### Exercise material:
==========
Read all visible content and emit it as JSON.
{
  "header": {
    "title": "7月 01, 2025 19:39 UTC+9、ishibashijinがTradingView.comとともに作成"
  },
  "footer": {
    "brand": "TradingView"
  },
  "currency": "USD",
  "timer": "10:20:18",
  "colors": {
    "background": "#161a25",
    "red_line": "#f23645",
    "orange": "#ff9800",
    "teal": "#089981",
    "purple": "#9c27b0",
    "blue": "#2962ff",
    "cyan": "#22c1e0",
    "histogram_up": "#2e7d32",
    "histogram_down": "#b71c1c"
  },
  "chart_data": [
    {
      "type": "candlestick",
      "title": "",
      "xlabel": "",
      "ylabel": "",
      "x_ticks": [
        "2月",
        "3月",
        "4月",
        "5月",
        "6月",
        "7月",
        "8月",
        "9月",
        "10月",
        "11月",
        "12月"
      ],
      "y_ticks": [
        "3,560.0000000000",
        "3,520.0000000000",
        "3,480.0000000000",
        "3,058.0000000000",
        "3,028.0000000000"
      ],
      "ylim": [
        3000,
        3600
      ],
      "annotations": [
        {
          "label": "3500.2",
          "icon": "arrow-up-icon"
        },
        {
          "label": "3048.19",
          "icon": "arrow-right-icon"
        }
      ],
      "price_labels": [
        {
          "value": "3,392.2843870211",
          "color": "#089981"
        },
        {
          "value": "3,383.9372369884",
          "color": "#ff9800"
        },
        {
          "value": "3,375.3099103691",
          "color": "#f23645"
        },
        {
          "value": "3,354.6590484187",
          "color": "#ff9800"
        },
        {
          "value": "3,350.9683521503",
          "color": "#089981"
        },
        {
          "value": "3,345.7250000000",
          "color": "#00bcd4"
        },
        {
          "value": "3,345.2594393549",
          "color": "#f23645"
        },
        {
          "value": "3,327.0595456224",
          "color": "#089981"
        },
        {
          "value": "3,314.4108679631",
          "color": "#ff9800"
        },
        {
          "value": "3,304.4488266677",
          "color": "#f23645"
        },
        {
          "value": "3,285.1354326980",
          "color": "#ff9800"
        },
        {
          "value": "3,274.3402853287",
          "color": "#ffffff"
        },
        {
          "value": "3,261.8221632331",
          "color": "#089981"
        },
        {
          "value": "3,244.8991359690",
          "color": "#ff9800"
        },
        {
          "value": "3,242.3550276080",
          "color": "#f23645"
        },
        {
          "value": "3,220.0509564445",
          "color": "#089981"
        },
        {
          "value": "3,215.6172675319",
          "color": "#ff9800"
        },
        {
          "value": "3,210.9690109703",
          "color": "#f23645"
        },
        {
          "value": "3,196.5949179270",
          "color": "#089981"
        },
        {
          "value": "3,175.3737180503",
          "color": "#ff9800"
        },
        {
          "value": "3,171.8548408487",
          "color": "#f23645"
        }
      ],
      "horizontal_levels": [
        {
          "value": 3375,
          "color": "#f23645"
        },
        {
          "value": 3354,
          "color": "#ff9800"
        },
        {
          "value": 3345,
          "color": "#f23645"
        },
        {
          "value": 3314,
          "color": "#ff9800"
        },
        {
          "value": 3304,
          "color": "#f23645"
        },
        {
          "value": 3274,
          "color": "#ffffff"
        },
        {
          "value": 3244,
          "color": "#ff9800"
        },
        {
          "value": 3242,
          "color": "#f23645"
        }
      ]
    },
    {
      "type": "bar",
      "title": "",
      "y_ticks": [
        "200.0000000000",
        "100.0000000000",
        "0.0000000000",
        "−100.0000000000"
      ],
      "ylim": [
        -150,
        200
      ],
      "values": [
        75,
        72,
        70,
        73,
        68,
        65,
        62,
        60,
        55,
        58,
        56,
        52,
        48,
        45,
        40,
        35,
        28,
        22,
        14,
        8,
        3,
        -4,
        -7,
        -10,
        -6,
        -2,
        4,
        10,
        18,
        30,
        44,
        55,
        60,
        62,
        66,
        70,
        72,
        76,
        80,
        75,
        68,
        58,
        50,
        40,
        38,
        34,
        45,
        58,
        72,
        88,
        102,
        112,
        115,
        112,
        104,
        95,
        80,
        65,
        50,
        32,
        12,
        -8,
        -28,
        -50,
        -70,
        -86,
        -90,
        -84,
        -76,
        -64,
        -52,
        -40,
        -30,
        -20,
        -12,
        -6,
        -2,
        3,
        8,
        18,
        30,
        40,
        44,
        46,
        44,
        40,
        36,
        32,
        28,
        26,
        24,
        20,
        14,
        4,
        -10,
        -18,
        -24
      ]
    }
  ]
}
==========
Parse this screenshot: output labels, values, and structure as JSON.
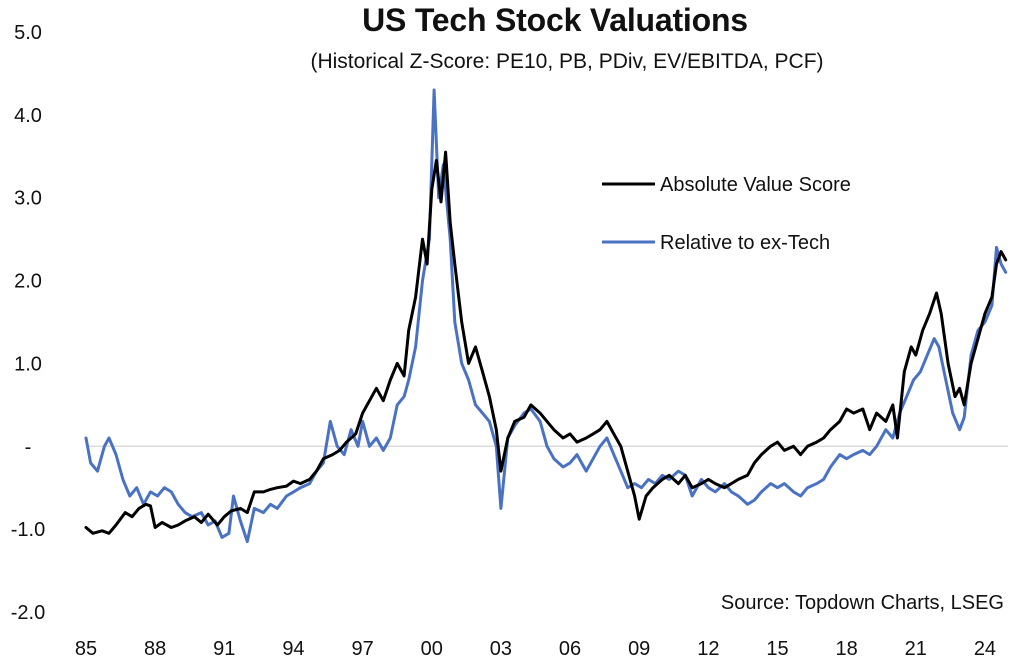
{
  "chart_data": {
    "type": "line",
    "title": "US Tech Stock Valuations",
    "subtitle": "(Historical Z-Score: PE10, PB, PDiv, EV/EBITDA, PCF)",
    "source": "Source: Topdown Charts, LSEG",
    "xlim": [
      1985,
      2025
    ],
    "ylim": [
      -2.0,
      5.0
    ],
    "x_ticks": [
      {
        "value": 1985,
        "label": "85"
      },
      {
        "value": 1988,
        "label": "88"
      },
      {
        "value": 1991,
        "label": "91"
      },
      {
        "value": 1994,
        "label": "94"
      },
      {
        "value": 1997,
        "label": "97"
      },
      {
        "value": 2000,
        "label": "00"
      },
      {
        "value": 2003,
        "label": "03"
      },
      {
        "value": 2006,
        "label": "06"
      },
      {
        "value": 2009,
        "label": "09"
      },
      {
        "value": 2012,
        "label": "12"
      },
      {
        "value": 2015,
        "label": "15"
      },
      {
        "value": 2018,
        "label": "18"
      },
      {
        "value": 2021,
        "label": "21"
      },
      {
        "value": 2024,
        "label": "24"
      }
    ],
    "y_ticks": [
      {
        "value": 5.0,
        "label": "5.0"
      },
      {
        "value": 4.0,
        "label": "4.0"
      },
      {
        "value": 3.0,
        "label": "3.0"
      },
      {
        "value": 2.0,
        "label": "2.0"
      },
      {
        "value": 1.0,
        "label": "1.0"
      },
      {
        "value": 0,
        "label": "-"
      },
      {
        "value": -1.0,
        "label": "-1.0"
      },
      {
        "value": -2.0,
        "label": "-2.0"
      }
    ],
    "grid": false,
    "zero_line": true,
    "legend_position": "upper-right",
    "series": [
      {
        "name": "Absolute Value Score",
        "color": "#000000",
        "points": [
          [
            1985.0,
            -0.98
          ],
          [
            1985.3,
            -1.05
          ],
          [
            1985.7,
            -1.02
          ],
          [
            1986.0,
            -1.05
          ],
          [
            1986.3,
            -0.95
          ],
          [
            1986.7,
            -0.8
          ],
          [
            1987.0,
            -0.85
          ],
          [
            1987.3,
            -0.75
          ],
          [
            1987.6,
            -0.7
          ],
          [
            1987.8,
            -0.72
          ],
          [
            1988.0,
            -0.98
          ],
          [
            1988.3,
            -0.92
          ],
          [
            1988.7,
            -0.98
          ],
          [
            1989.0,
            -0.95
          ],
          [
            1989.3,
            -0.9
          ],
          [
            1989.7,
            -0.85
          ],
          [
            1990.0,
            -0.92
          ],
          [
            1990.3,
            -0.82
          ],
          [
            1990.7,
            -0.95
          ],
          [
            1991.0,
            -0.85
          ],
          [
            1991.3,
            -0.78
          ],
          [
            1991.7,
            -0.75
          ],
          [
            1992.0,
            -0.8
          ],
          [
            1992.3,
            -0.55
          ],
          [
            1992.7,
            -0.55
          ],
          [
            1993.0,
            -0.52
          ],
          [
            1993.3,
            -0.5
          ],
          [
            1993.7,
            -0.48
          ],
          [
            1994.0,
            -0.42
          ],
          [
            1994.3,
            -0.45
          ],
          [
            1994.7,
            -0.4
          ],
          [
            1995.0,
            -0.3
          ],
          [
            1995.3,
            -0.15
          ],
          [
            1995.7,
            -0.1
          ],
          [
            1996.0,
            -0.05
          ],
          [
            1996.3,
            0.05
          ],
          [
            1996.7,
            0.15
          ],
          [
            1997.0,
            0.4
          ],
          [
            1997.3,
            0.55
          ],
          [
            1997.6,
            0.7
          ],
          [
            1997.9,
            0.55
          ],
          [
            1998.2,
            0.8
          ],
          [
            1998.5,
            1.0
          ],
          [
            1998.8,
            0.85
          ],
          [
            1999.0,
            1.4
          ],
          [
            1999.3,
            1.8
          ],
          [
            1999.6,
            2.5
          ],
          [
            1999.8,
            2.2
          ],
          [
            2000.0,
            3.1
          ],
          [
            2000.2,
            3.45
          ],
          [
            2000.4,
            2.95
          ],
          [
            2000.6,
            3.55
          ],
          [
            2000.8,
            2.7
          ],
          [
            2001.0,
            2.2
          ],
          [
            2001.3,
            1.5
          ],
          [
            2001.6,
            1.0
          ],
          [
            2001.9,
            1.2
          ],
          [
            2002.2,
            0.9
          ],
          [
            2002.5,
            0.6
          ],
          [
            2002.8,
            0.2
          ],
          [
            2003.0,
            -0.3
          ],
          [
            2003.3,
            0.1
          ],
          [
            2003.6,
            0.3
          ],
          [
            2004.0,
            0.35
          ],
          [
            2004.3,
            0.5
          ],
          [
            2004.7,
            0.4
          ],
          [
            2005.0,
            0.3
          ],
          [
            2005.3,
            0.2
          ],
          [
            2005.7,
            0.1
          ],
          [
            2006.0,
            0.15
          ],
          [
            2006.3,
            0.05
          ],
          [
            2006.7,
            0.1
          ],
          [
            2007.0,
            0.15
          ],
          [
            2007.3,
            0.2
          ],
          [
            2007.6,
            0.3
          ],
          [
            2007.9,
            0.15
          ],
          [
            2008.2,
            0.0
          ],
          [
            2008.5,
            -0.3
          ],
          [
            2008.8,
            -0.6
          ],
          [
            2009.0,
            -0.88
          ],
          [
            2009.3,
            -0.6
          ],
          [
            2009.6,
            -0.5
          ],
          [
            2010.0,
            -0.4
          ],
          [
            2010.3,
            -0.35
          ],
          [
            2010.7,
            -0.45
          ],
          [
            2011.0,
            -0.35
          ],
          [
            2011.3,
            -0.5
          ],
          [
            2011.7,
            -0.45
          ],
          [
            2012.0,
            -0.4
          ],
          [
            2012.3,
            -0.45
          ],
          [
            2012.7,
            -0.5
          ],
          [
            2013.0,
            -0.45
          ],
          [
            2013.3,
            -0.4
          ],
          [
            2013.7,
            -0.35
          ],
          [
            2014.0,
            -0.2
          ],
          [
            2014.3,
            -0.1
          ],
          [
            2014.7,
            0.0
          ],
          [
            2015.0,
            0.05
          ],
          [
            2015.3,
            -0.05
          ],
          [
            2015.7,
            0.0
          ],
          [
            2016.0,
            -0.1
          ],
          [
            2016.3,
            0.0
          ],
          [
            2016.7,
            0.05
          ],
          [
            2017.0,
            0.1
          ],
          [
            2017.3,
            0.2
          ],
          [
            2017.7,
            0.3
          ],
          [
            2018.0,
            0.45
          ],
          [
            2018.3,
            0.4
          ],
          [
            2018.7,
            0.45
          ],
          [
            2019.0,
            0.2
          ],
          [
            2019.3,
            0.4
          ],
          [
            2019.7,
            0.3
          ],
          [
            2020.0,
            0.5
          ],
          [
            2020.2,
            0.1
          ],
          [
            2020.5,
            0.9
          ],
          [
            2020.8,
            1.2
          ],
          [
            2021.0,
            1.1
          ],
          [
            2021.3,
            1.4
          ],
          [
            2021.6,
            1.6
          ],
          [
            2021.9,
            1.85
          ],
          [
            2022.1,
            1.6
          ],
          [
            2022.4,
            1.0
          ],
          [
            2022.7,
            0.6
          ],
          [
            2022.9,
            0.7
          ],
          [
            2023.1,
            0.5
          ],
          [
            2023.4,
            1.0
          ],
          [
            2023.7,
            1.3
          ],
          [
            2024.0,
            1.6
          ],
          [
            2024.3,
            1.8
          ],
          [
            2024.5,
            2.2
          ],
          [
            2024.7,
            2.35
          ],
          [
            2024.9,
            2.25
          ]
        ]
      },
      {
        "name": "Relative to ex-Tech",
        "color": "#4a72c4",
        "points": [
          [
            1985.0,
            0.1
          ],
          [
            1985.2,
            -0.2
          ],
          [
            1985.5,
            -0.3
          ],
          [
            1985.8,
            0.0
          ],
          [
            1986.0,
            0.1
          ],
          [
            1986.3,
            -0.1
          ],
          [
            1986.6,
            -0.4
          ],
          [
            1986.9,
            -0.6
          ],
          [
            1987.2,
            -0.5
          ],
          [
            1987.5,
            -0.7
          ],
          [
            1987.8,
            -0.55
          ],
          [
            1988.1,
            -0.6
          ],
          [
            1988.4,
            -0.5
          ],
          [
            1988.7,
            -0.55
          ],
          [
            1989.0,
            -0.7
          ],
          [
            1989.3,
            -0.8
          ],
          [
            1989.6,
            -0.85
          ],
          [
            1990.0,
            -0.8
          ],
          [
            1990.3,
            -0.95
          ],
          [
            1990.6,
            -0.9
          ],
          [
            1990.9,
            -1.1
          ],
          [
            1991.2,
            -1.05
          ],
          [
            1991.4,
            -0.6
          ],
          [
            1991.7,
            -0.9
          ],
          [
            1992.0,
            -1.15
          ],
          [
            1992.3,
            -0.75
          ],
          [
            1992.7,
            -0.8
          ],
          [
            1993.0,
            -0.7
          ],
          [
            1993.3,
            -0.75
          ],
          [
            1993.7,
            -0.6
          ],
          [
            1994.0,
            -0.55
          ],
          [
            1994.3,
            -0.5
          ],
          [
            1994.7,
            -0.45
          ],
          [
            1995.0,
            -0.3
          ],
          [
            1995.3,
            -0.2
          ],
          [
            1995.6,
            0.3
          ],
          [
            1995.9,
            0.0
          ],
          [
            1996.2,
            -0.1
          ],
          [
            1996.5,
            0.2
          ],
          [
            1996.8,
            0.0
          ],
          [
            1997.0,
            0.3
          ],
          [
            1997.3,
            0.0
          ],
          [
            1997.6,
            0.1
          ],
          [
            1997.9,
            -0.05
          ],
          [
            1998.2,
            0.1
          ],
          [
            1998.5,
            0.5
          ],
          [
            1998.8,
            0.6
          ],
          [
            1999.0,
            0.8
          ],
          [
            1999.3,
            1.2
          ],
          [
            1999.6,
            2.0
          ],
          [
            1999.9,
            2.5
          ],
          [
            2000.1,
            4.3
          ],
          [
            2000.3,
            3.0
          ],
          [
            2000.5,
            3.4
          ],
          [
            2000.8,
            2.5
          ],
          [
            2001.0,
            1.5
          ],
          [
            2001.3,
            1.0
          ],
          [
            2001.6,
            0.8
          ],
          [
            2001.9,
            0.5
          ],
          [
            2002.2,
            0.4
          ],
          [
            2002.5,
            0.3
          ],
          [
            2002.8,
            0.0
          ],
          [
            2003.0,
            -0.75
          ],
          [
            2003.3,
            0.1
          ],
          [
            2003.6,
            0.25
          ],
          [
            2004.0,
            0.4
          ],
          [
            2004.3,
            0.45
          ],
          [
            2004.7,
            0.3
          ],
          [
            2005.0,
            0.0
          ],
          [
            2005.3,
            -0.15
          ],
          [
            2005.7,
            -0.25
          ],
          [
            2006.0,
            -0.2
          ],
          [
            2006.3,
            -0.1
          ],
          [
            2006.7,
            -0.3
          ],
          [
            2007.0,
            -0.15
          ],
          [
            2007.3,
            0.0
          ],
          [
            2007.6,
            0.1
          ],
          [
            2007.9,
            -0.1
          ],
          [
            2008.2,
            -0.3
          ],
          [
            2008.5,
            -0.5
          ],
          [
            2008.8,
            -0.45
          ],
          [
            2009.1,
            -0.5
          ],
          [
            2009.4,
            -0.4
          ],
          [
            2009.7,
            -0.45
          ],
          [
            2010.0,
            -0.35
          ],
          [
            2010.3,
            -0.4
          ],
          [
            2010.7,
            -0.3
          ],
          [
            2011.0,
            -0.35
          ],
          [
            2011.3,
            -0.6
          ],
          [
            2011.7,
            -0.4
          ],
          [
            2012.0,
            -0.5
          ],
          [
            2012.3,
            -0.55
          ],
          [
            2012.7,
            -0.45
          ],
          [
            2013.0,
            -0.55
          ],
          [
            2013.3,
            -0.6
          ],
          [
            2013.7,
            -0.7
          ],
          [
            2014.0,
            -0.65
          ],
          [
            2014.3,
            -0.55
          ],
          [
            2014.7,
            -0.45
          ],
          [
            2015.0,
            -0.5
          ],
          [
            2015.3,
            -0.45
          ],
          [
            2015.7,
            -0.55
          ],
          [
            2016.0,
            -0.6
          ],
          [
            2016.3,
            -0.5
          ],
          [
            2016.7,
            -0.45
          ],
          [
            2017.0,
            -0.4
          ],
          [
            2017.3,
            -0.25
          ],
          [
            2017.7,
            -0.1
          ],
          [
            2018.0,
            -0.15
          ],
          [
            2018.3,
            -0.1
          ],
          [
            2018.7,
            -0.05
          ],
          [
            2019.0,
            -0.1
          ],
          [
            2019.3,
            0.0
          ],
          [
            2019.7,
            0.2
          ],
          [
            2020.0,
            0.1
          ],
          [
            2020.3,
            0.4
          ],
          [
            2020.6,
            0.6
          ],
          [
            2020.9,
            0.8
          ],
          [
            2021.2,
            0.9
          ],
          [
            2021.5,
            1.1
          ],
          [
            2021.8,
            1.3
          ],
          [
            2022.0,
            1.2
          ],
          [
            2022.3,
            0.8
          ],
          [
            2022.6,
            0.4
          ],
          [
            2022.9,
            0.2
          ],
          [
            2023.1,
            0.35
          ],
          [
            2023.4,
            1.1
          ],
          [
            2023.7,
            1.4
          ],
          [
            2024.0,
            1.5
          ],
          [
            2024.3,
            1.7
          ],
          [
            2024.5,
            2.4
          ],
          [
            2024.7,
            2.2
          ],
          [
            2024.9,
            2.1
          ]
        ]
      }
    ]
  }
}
==========
### Aim:
Copy all lines from the material that include "type".

### Answer to the task:
      "type": "candlestick",
      "type": "bar",
    "type": "line",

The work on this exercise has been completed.